## EXCERPTED TEXT:

- Born: 18 November 1958 (age 67)
- Occupations: Musicologist, composer and academic
- Formerly of: Smartbandið

= Kjartan Ólafsson (composer) =

Icelandic musicologist (born 1958)

Kjartan Ólafsson (born 18 November 1958) is an Icelandic musicologist, composer and academic. He is the creator of the composing software CALMUS and has worked on the use of artificial intelligence in classical music composition.

== Life and education ==
A native of Reykjavík, Kjartan Ólafsson spent from 1976 to 1989 studying music, composition and natural sciences at the Music College of Kópavogur, Hamrahliðar College, Reykjavík College of Music, Utrecht Conservatory and Sibelius Academy. He was a member of the short-lived band Smartbandið from 1985 to 1986 where he wrote the song Lalíf that topped the Icelandic charts for several weeks in 1986.

## WRITTEN EXERCISE 1:
Reproduce the stretch of the Kjartan Ólafsson biography from "Icelandic musicologist (born" through "weeks in 1986.".
## WRITTEN EXERCISE 2:
Edit the stretch of entries from the first one through the line containing "day-cell[interactable] bbox=[362, 384, 407, 398]" so that "Allenamento" becomes "Training", changing nothing else, and give back only those lines.

## AVAILABLE DATA:
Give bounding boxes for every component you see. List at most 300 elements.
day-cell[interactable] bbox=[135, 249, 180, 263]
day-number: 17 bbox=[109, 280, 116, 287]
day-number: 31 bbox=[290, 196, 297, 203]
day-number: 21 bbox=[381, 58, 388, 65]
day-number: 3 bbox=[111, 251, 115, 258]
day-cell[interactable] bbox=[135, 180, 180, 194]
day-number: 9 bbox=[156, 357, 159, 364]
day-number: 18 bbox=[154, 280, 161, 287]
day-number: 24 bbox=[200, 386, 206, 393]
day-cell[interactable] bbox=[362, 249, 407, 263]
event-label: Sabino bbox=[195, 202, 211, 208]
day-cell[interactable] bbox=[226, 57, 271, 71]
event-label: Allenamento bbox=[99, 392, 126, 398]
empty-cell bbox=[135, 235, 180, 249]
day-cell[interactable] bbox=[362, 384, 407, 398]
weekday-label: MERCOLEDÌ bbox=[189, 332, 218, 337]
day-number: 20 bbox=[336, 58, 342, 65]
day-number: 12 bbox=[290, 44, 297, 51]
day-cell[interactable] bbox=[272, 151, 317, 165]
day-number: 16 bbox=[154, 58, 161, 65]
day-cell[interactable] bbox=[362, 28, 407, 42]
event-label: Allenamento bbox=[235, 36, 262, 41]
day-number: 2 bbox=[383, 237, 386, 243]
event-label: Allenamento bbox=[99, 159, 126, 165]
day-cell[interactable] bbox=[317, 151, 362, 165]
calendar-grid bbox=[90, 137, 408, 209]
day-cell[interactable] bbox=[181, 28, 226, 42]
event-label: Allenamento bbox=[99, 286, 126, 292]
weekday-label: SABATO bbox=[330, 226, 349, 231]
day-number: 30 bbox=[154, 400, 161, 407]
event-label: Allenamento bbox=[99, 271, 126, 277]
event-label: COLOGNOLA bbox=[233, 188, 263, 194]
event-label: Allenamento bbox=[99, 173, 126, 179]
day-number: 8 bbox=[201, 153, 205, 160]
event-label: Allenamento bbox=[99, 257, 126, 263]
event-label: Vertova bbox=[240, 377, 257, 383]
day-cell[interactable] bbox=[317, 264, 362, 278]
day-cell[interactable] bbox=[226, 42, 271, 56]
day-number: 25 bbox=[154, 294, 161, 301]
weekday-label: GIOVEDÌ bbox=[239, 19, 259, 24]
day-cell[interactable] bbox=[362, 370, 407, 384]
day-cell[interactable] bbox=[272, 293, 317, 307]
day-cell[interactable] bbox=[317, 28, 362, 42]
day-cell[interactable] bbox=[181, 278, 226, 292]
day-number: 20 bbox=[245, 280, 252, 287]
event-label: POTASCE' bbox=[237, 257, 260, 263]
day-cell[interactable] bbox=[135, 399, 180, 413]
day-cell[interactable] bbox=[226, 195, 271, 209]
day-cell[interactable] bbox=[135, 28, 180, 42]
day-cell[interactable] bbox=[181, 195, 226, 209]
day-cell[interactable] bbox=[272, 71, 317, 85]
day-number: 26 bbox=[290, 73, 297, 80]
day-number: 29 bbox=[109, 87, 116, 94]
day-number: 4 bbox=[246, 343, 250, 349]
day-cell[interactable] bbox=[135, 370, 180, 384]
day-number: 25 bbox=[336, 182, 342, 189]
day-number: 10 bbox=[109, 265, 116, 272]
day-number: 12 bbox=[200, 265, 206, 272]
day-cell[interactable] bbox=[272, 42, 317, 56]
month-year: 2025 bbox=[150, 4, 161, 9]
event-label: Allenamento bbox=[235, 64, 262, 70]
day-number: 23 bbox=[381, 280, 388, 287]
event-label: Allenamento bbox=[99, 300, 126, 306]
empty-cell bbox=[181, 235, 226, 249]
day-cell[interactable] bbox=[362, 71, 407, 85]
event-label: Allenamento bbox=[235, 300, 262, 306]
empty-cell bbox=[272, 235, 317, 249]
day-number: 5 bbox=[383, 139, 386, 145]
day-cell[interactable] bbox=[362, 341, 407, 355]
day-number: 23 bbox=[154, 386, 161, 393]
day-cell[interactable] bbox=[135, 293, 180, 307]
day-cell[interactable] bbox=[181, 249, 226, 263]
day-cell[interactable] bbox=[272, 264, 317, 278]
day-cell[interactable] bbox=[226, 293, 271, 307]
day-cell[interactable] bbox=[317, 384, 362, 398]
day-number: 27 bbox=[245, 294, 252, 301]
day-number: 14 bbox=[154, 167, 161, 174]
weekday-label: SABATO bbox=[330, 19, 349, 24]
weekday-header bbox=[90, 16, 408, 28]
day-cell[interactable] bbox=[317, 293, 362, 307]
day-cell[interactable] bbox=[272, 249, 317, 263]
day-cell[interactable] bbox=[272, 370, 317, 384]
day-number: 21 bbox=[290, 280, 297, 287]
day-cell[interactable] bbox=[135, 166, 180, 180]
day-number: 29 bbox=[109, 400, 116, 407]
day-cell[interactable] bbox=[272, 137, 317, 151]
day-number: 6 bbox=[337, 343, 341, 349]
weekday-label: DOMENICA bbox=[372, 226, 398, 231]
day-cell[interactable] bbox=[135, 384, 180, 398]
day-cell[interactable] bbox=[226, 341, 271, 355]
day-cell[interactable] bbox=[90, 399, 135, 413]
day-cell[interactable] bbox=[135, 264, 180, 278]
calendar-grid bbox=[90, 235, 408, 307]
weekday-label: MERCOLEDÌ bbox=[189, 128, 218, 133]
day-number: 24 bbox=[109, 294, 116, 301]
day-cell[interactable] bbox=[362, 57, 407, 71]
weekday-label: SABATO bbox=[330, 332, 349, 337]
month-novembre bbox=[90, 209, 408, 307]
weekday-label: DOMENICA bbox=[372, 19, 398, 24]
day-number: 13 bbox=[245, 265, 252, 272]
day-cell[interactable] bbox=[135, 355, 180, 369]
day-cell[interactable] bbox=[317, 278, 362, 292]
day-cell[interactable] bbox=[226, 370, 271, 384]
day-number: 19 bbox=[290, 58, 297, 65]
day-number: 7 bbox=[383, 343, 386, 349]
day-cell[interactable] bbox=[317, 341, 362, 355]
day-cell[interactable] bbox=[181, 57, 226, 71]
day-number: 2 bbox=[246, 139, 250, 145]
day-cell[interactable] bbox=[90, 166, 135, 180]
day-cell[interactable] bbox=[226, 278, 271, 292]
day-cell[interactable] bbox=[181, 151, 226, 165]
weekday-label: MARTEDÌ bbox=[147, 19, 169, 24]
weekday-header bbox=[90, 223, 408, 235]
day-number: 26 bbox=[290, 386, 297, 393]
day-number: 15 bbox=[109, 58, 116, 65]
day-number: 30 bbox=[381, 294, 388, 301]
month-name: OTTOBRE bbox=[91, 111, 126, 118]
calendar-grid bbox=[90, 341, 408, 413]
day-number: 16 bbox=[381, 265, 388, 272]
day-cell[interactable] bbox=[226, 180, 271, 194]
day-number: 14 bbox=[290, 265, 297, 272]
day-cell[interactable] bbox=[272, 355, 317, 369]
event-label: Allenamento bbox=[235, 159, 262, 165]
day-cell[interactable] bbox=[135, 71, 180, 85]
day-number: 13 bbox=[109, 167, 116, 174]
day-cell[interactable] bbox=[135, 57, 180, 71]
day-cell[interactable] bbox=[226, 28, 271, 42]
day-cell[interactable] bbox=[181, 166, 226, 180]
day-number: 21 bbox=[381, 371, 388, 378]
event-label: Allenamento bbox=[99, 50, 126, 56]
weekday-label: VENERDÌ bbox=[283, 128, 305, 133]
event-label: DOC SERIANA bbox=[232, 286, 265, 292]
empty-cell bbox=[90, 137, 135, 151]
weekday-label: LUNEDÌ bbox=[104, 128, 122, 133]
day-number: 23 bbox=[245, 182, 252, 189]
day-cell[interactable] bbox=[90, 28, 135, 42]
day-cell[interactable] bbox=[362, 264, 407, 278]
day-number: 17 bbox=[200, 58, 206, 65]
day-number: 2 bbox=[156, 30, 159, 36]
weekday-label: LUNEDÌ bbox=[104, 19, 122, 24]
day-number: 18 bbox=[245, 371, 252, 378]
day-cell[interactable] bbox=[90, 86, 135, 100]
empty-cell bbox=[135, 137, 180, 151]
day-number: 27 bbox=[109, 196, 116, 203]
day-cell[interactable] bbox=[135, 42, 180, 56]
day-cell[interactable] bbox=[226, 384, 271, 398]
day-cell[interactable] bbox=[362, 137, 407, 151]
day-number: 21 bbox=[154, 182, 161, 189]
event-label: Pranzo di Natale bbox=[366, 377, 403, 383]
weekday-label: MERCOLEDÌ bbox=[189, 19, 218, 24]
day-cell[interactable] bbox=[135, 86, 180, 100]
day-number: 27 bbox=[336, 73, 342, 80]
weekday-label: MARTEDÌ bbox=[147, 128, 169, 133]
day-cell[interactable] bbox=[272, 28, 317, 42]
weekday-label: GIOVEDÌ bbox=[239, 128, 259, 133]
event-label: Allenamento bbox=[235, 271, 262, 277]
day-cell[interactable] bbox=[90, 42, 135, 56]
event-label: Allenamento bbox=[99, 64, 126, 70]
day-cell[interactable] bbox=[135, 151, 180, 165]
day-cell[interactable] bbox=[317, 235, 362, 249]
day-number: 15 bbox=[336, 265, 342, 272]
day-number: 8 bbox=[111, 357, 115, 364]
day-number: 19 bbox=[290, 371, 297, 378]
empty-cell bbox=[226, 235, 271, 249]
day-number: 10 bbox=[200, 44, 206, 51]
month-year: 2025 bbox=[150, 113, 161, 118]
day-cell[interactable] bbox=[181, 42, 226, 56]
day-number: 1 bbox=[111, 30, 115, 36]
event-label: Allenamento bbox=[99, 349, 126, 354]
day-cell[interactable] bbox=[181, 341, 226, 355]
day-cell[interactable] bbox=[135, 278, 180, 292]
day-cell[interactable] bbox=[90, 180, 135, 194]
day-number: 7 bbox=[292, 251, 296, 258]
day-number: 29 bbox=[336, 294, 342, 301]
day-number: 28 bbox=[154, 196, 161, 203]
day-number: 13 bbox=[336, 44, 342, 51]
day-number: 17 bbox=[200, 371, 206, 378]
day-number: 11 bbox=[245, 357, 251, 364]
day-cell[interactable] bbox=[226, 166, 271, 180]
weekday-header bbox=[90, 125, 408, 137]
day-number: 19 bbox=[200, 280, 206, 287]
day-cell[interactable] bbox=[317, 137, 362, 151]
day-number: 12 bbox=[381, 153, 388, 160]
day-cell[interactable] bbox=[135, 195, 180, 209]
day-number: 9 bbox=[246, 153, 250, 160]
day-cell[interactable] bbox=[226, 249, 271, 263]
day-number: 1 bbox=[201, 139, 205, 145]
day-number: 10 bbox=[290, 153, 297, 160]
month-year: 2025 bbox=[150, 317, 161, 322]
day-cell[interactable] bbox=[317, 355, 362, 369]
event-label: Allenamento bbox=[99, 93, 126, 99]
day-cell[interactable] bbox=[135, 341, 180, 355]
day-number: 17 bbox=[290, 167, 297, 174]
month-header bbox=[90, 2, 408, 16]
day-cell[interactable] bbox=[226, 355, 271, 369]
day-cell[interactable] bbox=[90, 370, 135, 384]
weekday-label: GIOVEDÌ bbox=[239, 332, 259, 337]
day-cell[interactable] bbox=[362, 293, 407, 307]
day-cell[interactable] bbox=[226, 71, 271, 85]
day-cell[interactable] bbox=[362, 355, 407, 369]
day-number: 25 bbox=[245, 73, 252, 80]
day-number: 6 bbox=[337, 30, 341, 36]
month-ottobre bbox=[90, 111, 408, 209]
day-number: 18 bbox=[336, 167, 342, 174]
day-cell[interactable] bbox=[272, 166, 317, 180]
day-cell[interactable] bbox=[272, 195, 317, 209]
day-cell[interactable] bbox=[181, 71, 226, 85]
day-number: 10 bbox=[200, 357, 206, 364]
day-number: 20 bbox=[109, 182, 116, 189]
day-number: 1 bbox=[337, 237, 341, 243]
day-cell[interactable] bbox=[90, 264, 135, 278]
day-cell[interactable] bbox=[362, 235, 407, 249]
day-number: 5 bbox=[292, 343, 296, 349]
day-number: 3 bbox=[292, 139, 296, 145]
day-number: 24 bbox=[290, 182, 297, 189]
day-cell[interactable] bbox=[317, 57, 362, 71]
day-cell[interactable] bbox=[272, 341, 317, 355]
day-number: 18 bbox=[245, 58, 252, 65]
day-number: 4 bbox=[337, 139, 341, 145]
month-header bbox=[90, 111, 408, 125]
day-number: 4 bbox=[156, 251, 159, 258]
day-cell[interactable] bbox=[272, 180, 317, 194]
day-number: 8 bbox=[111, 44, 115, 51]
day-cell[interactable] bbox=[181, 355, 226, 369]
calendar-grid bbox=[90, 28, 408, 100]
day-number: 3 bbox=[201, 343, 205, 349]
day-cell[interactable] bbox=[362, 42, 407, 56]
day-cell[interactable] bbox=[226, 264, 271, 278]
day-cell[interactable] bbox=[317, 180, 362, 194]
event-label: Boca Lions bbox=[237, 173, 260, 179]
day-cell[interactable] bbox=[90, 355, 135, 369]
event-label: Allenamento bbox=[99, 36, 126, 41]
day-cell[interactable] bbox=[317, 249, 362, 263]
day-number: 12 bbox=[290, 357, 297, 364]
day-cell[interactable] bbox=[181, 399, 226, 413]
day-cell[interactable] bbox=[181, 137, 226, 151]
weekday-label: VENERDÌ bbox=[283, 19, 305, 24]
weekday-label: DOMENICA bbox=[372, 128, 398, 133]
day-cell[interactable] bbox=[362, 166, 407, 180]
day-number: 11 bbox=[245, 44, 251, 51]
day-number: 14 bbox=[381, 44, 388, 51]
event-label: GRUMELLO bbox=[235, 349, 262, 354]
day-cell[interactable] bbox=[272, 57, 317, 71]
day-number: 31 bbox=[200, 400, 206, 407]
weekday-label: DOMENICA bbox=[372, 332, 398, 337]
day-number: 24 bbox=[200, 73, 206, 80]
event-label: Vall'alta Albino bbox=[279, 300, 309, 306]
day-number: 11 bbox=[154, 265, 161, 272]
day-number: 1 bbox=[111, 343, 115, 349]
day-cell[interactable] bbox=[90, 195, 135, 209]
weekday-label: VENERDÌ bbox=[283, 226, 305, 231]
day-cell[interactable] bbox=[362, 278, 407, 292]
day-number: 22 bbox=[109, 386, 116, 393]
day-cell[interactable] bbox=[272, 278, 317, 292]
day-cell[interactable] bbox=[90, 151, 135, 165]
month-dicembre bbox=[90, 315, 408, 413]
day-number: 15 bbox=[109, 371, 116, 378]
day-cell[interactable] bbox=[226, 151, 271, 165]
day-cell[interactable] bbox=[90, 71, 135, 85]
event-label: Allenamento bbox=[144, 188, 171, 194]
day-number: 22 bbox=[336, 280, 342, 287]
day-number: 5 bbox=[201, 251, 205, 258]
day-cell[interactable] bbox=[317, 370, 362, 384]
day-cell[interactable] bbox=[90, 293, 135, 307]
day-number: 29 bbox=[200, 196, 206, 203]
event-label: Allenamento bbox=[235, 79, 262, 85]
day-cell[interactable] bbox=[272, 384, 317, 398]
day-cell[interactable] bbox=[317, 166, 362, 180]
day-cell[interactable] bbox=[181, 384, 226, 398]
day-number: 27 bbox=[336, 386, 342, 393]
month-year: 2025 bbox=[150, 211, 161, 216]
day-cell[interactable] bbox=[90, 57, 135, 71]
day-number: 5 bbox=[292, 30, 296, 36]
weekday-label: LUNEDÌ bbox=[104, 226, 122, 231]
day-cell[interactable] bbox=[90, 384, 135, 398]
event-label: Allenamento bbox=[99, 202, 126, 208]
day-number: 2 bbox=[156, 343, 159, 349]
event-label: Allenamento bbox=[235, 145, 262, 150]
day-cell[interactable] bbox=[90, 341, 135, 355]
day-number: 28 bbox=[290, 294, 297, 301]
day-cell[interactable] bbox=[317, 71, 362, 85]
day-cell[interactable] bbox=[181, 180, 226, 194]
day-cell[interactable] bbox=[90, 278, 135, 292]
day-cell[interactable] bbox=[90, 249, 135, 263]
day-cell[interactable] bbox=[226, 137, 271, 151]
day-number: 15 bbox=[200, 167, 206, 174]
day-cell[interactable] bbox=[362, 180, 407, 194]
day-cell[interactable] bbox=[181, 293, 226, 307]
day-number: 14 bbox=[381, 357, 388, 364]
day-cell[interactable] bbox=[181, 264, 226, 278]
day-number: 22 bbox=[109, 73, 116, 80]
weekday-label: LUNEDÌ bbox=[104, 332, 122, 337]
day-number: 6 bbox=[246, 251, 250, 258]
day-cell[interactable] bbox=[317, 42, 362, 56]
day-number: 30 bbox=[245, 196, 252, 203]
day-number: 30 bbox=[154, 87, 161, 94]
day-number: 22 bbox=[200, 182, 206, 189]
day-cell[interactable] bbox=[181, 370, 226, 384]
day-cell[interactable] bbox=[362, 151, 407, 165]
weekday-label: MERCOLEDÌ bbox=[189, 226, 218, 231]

## CORRECT RESULT 1:
Icelandic musicologist (born 1958)

Kjartan Ólafsson (born 18 November 1958) is an Icelandic musicologist, composer and academic. He is the creator of the composing software CALMUS and has worked on the use of artificial intelligence in classical music composition.

== Life and education ==
A native of Reykjavík, Kjartan Ólafsson spent from 1976 to 1989 studying music, composition and natural sciences at the Music College of Kópavogur, Hamrahliðar College, Reykjavík College of Music, Utrecht Conservatory and Sibelius Academy. He was a member of the short-lived band Smartbandið from 1985 to 1986 where he wrote the song Lalíf that topped the Icelandic charts for several weeks in 1986.

## CORRECT RESULT 2:
Give bounding boxes for every component you see. List at most 300 elements.
day-cell[interactable] bbox=[135, 249, 180, 263]
day-number: 17 bbox=[109, 280, 116, 287]
day-number: 31 bbox=[290, 196, 297, 203]
day-number: 21 bbox=[381, 58, 388, 65]
day-number: 3 bbox=[111, 251, 115, 258]
day-cell[interactable] bbox=[135, 180, 180, 194]
day-number: 9 bbox=[156, 357, 159, 364]
day-number: 18 bbox=[154, 280, 161, 287]
day-number: 24 bbox=[200, 386, 206, 393]
day-cell[interactable] bbox=[362, 249, 407, 263]
event-label: Sabino bbox=[195, 202, 211, 208]
day-cell[interactable] bbox=[226, 57, 271, 71]
event-label: Training bbox=[99, 392, 126, 398]
empty-cell bbox=[135, 235, 180, 249]
day-cell[interactable] bbox=[362, 384, 407, 398]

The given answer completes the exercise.